#### DIRECTIONS FOR THIS TASK
All of the data that follows should be output again without any alteration.

Element data from apps and pages
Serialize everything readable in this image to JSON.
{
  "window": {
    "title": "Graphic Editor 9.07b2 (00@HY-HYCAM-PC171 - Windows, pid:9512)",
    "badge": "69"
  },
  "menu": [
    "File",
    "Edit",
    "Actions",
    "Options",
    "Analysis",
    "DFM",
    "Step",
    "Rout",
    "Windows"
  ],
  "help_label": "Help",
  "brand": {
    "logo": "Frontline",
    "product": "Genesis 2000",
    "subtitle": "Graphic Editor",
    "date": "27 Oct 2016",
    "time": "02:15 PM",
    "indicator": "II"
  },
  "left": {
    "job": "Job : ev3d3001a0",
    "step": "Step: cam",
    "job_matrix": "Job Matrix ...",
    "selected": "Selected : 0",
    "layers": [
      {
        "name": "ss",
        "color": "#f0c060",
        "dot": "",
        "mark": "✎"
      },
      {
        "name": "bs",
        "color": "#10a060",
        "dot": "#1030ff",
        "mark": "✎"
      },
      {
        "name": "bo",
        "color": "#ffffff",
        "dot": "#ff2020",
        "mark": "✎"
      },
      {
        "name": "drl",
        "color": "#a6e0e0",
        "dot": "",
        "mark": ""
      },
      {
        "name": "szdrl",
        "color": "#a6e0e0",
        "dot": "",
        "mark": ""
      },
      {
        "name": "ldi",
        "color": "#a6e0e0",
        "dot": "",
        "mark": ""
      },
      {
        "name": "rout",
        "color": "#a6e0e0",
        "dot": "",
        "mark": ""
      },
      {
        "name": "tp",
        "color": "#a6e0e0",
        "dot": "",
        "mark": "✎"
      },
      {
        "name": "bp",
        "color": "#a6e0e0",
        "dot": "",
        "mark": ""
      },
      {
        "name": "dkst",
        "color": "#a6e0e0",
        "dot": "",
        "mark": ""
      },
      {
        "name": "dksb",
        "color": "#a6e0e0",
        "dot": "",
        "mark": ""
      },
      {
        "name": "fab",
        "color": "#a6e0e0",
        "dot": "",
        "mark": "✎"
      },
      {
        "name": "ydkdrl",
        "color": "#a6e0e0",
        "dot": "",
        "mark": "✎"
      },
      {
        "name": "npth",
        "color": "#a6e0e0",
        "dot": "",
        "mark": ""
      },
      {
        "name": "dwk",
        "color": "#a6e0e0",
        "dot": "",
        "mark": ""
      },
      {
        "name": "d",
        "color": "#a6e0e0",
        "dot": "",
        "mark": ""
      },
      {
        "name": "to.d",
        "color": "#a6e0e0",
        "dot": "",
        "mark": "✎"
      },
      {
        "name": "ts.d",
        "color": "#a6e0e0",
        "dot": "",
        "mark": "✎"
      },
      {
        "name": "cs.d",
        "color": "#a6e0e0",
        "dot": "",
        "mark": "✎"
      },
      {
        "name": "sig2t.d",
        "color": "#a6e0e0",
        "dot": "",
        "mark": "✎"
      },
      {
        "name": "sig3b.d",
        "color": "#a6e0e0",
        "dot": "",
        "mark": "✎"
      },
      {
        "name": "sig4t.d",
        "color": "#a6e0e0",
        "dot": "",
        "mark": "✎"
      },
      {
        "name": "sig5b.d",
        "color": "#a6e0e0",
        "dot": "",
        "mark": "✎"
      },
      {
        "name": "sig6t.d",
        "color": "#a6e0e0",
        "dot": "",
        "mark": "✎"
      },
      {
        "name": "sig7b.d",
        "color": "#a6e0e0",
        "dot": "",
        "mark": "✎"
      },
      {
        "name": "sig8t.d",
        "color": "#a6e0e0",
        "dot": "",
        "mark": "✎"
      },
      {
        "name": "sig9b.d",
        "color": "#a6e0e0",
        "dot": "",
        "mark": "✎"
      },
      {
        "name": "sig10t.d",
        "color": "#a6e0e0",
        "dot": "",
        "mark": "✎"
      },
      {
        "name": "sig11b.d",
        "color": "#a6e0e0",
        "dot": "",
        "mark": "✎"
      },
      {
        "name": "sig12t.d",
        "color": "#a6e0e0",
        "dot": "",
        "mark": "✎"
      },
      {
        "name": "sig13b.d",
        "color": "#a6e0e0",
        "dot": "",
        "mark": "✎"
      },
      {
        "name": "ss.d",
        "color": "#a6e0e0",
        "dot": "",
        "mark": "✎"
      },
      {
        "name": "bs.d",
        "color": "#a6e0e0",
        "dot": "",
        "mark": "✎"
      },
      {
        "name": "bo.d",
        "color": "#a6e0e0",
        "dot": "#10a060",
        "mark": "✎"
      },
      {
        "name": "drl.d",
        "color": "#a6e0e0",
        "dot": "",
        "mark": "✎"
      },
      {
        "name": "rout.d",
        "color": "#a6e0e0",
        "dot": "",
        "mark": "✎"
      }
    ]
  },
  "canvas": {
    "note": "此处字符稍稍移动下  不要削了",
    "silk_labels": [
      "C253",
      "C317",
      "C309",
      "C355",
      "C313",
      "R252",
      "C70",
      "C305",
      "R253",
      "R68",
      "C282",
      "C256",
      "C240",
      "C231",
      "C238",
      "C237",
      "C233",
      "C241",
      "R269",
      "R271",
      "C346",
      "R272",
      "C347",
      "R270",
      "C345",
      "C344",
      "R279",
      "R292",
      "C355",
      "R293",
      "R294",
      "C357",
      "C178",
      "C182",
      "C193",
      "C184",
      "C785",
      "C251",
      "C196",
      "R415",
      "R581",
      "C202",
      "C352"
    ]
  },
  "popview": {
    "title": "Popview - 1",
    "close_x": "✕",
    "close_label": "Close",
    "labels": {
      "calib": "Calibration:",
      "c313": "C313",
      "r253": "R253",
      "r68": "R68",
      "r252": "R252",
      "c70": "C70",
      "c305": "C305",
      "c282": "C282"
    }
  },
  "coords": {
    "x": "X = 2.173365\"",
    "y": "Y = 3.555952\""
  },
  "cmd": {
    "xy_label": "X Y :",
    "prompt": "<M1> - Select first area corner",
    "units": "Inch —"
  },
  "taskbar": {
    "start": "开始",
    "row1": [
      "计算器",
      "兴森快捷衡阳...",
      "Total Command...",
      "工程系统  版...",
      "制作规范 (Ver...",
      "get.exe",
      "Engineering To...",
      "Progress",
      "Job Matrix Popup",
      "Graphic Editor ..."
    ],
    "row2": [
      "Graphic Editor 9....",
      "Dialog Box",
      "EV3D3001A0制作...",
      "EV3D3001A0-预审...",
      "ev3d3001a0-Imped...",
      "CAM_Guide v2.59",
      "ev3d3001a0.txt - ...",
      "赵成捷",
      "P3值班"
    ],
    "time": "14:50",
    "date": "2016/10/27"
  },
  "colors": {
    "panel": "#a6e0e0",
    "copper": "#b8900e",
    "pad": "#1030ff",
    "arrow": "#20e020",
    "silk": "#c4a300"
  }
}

#### FINISHED EXERCISE
Serialize everything readable in this image to JSON.
{
  "window": {
    "title": "Graphic Editor 9.07b2 (00@HY-HYCAM-PC171 - Windows, pid:9512)",
    "badge": "69"
  },
  "menu": [
    "File",
    "Edit",
    "Actions",
    "Options",
    "Analysis",
    "DFM",
    "Step",
    "Rout",
    "Windows"
  ],
  "help_label": "Help",
  "brand": {
    "logo": "Frontline",
    "product": "Genesis 2000",
    "subtitle": "Graphic Editor",
    "date": "27 Oct 2016",
    "time": "02:15 PM",
    "indicator": "II"
  },
  "left": {
    "job": "Job : ev3d3001a0",
    "step": "Step: cam",
    "job_matrix": "Job Matrix ...",
    "selected": "Selected : 0",
    "layers": [
      {
        "name": "ss",
        "color": "#f0c060",
        "dot": "",
        "mark": "✎"
      },
      {
        "name": "bs",
        "color": "#10a060",
        "dot": "#1030ff",
        "mark": "✎"
      },
      {
        "name": "bo",
        "color": "#ffffff",
        "dot": "#ff2020",
        "mark": "✎"
      },
      {
        "name": "drl",
        "color": "#a6e0e0",
        "dot": "",
        "mark": ""
      },
      {
        "name": "szdrl",
        "color": "#a6e0e0",
        "dot": "",
        "mark": ""
      },
      {
        "name": "ldi",
        "color": "#a6e0e0",
        "dot": "",
        "mark": ""
      },
      {
        "name": "rout",
        "color": "#a6e0e0",
        "dot": "",
        "mark": ""
      },
      {
        "name": "tp",
        "color": "#a6e0e0",
        "dot": "",
        "mark": "✎"
      },
      {
        "name": "bp",
        "color": "#a6e0e0",
        "dot": "",
        "mark": ""
      },
      {
        "name": "dkst",
        "color": "#a6e0e0",
        "dot": "",
        "mark": ""
      },
      {
        "name": "dksb",
        "color": "#a6e0e0",
        "dot": "",
        "mark": ""
      },
      {
        "name": "fab",
        "color": "#a6e0e0",
        "dot": "",
        "mark": "✎"
      },
      {
        "name": "ydkdrl",
        "color": "#a6e0e0",
        "dot": "",
        "mark": "✎"
      },
      {
        "name": "npth",
        "color": "#a6e0e0",
        "dot": "",
        "mark": ""
      },
      {
        "name": "dwk",
        "color": "#a6e0e0",
        "dot": "",
        "mark": ""
      },
      {
        "name": "d",
        "color": "#a6e0e0",
        "dot": "",
        "mark": ""
      },
      {
        "name": "to.d",
        "color": "#a6e0e0",
        "dot": "",
        "mark": "✎"
      },
      {
        "name": "ts.d",
        "color": "#a6e0e0",
        "dot": "",
        "mark": "✎"
      },
      {
        "name": "cs.d",
        "color": "#a6e0e0",
        "dot": "",
        "mark": "✎"
      },
      {
        "name": "sig2t.d",
        "color": "#a6e0e0",
        "dot": "",
        "mark": "✎"
      },
      {
        "name": "sig3b.d",
        "color": "#a6e0e0",
        "dot": "",
        "mark": "✎"
      },
      {
        "name": "sig4t.d",
        "color": "#a6e0e0",
        "dot": "",
        "mark": "✎"
      },
      {
        "name": "sig5b.d",
        "color": "#a6e0e0",
        "dot": "",
        "mark": "✎"
      },
      {
        "name": "sig6t.d",
        "color": "#a6e0e0",
        "dot": "",
        "mark": "✎"
      },
      {
        "name": "sig7b.d",
        "color": "#a6e0e0",
        "dot": "",
        "mark": "✎"
      },
      {
        "name": "sig8t.d",
        "color": "#a6e0e0",
        "dot": "",
        "mark": "✎"
      },
      {
        "name": "sig9b.d",
        "color": "#a6e0e0",
        "dot": "",
        "mark": "✎"
      },
      {
        "name": "sig10t.d",
        "color": "#a6e0e0",
        "dot": "",
        "mark": "✎"
      },
      {
        "name": "sig11b.d",
        "color": "#a6e0e0",
        "dot": "",
        "mark": "✎"
      },
      {
        "name": "sig12t.d",
        "color": "#a6e0e0",
        "dot": "",
        "mark": "✎"
      },
      {
        "name": "sig13b.d",
        "color": "#a6e0e0",
        "dot": "",
        "mark": "✎"
      },
      {
        "name": "ss.d",
        "color": "#a6e0e0",
        "dot": "",
        "mark": "✎"
      },
      {
        "name": "bs.d",
        "color": "#a6e0e0",
        "dot": "",
        "mark": "✎"
      },
      {
        "name": "bo.d",
        "color": "#a6e0e0",
        "dot": "#10a060",
        "mark": "✎"
      },
      {
        "name": "drl.d",
        "color": "#a6e0e0",
        "dot": "",
        "mark": "✎"
      },
      {
        "name": "rout.d",
        "color": "#a6e0e0",
        "dot": "",
        "mark": "✎"
      }
    ]
  },
  "canvas": {
    "note": "此处字符稍稍移动下  不要削了",
    "silk_labels": [
      "C253",
      "C317",
      "C309",
      "C355",
      "C313",
      "R252",
      "C70",
      "C305",
      "R253",
      "R68",
      "C282",
      "C256",
      "C240",
      "C231",
      "C238",
      "C237",
      "C233",
      "C241",
      "R269",
      "R271",
      "C346",
      "R272",
      "C347",
      "R270",
      "C345",
      "C344",
      "R279",
      "R292",
      "C355",
      "R293",
      "R294",
      "C357",
      "C178",
      "C182",
      "C193",
      "C184",
      "C785",
      "C251",
      "C196",
      "R415",
      "R581",
      "C202",
      "C352"
    ]
  },
  "popview": {
    "title": "Popview - 1",
    "close_x": "✕",
    "close_label": "Close",
    "labels": {
      "calib": "Calibration:",
      "c313": "C313",
      "r253": "R253",
      "r68": "R68",
      "r252": "R252",
      "c70": "C70",
      "c305": "C305",
      "c282": "C282"
    }
  },
  "coords": {
    "x": "X = 2.173365\"",
    "y": "Y = 3.555952\""
  },
  "cmd": {
    "xy_label": "X Y :",
    "prompt": "<M1> - Select first area corner",
    "units": "Inch —"
  },
  "taskbar": {
    "start": "开始",
    "row1": [
      "计算器",
      "兴森快捷衡阳...",
      "Total Command...",
      "工程系统  版...",
      "制作规范 (Ver...",
      "get.exe",
      "Engineering To...",
      "Progress",
      "Job Matrix Popup",
      "Graphic Editor ..."
    ],
    "row2": [
      "Graphic Editor 9....",
      "Dialog Box",
      "EV3D3001A0制作...",
      "EV3D3001A0-预审...",
      "ev3d3001a0-Imped...",
      "CAM_Guide v2.59",
      "ev3d3001a0.txt - ...",
      "赵成捷",
      "P3值班"
    ],
    "time": "14:50",
    "date": "2016/10/27"
  },
  "colors": {
    "panel": "#a6e0e0",
    "copper": "#b8900e",
    "pad": "#1030ff",
    "arrow": "#20e020",
    "silk": "#c4a300"
  }
}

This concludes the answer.